Raw data:
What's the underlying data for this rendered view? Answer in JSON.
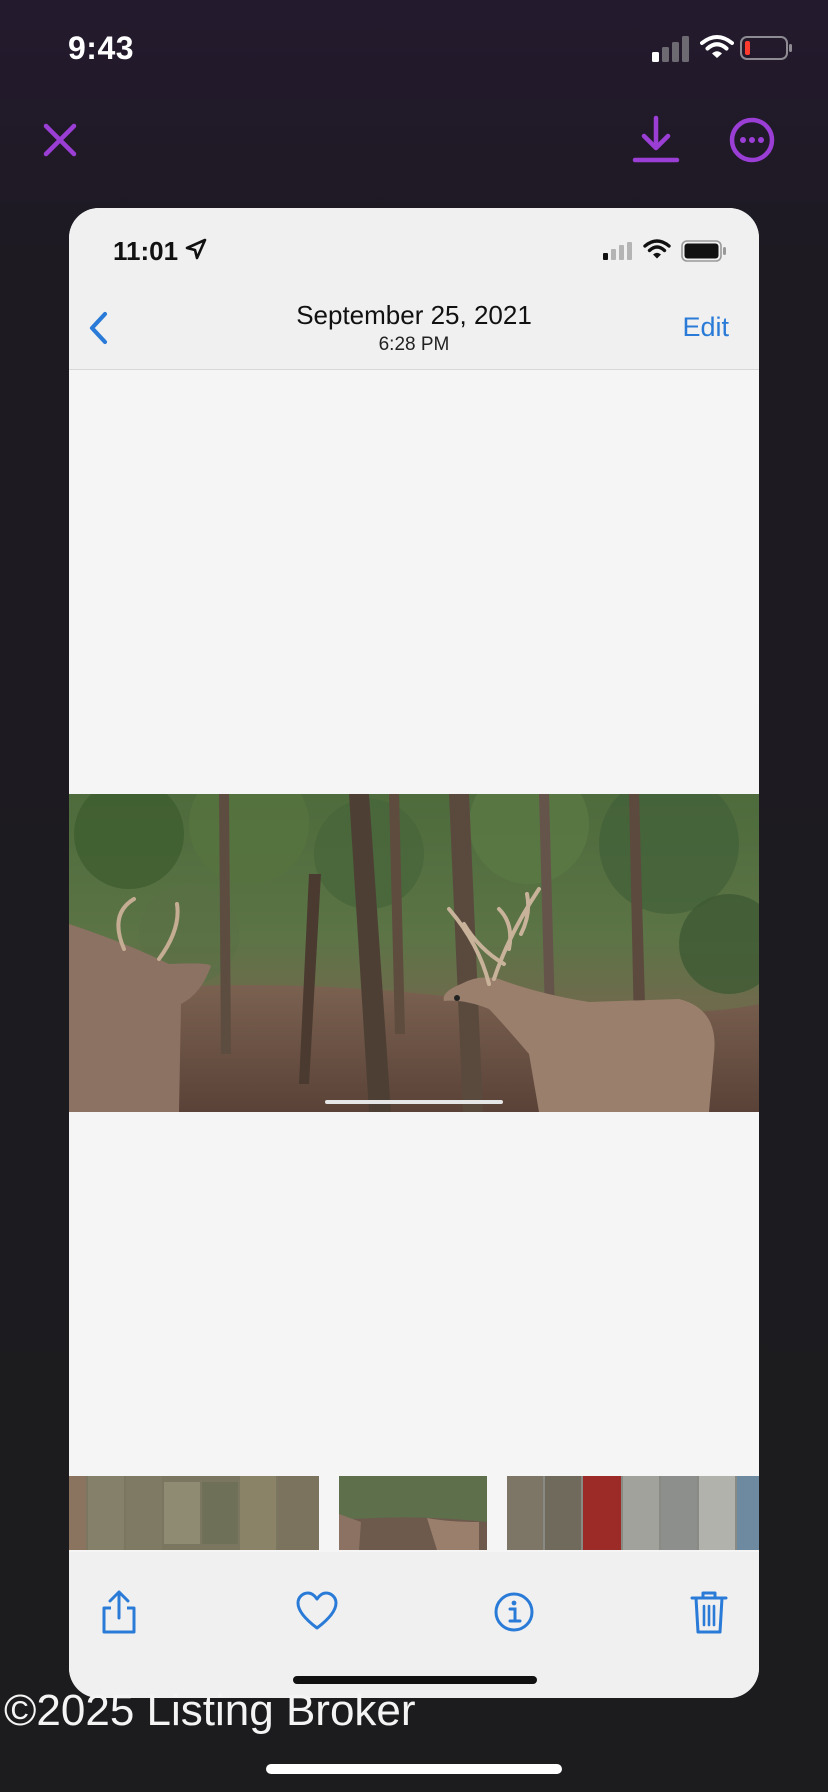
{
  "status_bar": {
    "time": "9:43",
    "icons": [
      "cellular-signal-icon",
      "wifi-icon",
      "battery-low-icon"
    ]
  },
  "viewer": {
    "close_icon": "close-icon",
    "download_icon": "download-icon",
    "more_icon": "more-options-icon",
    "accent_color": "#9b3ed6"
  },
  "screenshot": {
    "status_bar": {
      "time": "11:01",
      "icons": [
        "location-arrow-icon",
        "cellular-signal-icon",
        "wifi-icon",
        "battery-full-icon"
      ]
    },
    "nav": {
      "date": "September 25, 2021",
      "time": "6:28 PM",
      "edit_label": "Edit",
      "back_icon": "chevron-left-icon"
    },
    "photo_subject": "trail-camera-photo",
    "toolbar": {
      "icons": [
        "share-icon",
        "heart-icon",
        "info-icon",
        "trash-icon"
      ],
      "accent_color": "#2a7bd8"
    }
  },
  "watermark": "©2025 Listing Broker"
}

---

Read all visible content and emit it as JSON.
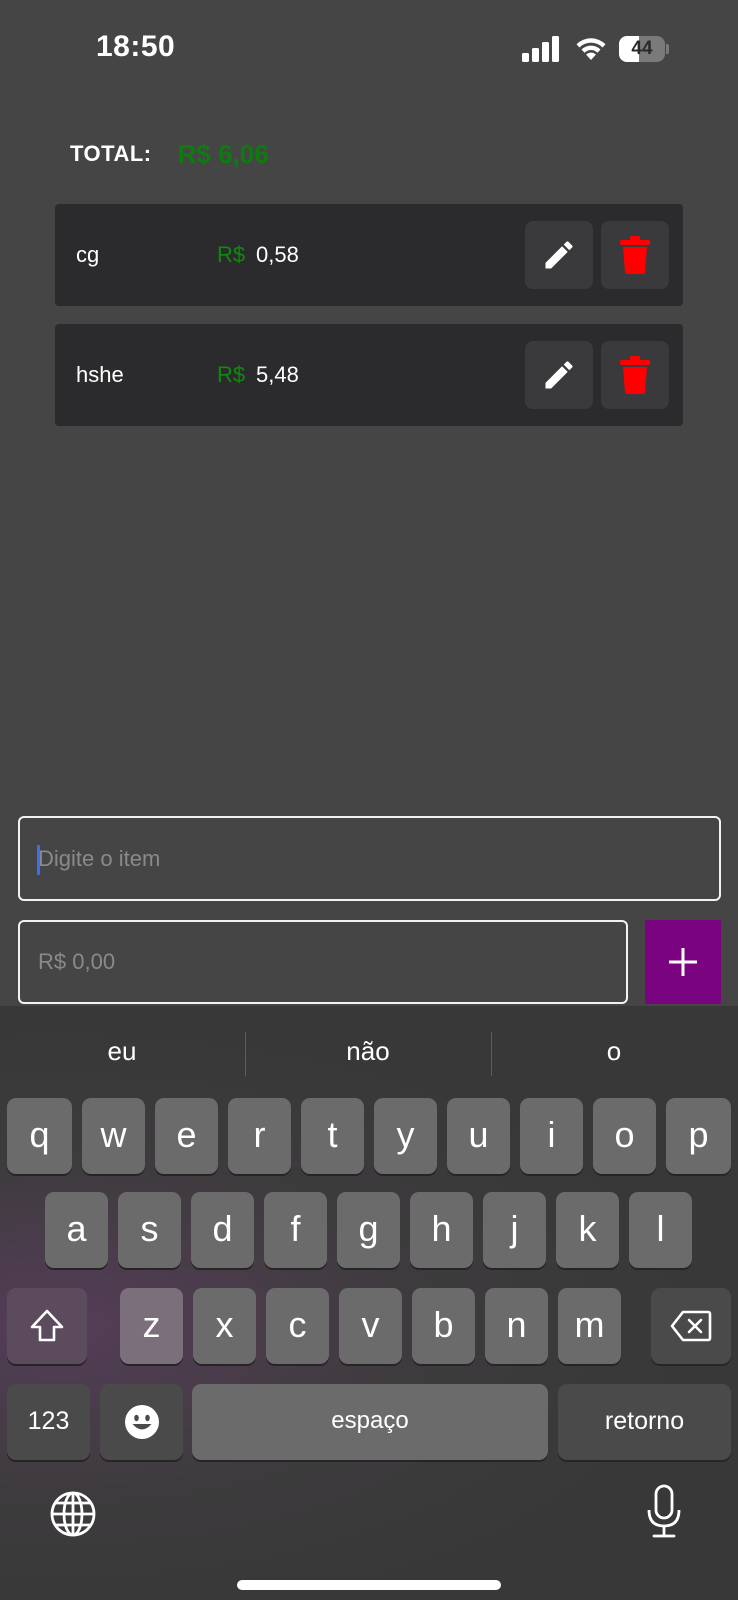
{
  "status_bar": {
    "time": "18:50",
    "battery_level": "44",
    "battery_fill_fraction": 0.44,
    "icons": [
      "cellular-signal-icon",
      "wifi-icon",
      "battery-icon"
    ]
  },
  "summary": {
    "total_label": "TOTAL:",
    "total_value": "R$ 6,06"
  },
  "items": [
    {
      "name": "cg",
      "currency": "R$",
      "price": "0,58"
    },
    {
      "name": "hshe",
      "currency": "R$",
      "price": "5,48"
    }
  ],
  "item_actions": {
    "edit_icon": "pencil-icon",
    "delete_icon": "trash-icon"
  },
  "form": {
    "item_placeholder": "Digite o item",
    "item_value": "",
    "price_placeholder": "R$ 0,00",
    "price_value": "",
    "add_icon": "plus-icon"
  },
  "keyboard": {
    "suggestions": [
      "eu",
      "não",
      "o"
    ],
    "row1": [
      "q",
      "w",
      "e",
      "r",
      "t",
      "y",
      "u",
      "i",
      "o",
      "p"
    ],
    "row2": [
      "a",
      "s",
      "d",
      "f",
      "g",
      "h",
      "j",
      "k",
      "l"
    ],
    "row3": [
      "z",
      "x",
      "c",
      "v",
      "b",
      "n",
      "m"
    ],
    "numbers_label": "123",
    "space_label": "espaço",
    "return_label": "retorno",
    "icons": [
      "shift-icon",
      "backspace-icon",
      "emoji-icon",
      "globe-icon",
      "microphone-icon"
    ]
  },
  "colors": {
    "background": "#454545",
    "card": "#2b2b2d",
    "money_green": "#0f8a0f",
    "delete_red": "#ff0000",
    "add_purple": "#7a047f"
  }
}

==

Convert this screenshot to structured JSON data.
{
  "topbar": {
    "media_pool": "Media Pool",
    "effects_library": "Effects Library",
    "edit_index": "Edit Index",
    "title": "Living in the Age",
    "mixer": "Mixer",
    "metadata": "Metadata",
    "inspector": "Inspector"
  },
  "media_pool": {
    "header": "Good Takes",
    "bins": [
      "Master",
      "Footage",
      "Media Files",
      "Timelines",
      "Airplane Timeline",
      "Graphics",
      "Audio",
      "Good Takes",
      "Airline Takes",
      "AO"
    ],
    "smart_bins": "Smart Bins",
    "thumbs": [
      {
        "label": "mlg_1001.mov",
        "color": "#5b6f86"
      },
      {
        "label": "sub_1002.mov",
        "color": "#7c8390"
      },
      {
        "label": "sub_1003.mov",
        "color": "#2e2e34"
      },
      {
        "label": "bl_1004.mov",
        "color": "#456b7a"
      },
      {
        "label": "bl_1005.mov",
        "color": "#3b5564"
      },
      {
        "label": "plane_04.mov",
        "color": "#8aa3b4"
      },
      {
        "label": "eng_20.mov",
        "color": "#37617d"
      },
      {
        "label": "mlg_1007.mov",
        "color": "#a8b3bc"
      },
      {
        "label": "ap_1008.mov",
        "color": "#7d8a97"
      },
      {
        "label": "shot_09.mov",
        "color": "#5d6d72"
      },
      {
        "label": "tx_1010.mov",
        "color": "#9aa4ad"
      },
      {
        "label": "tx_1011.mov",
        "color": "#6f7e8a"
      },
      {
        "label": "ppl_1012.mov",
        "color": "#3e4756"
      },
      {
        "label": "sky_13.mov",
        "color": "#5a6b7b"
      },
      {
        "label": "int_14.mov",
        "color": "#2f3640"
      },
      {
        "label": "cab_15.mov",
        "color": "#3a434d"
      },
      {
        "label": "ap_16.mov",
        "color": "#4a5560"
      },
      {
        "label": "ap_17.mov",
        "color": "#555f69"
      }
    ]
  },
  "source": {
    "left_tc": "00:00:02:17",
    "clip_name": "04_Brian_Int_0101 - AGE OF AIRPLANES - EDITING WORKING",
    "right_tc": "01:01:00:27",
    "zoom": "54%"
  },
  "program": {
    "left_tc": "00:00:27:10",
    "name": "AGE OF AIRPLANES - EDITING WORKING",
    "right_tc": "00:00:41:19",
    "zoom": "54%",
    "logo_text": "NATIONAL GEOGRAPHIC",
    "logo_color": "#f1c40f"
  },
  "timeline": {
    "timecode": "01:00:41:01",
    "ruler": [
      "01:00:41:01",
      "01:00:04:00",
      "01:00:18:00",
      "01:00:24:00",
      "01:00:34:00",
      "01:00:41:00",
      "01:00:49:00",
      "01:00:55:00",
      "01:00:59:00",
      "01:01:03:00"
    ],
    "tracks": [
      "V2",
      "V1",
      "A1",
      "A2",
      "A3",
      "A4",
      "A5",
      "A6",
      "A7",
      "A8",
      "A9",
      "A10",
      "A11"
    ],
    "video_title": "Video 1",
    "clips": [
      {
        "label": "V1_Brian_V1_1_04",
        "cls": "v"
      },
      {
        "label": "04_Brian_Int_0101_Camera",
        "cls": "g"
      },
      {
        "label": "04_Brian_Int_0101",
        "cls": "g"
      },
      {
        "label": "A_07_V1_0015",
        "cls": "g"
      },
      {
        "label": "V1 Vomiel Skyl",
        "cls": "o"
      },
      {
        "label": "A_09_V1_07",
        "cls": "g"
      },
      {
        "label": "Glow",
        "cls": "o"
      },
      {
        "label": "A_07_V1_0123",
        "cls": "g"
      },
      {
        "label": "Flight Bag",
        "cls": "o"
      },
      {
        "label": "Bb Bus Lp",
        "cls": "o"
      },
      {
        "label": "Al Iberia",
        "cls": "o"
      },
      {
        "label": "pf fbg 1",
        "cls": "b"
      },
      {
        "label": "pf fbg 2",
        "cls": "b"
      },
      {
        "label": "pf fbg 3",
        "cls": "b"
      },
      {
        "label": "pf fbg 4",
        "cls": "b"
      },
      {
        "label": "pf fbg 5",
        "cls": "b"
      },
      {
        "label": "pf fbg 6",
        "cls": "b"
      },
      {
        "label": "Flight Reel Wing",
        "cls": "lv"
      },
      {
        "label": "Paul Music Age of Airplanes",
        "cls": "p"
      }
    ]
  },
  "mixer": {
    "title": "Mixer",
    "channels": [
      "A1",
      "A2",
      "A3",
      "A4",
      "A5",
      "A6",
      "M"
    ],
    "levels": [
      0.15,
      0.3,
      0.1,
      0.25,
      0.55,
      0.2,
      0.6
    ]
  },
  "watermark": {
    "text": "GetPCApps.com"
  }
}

Set problem:
Copy every line from the entries that contains the word "Takes".

Solved problem:
    "header": "Good Takes",
      "Good Takes",
      "Airline Takes",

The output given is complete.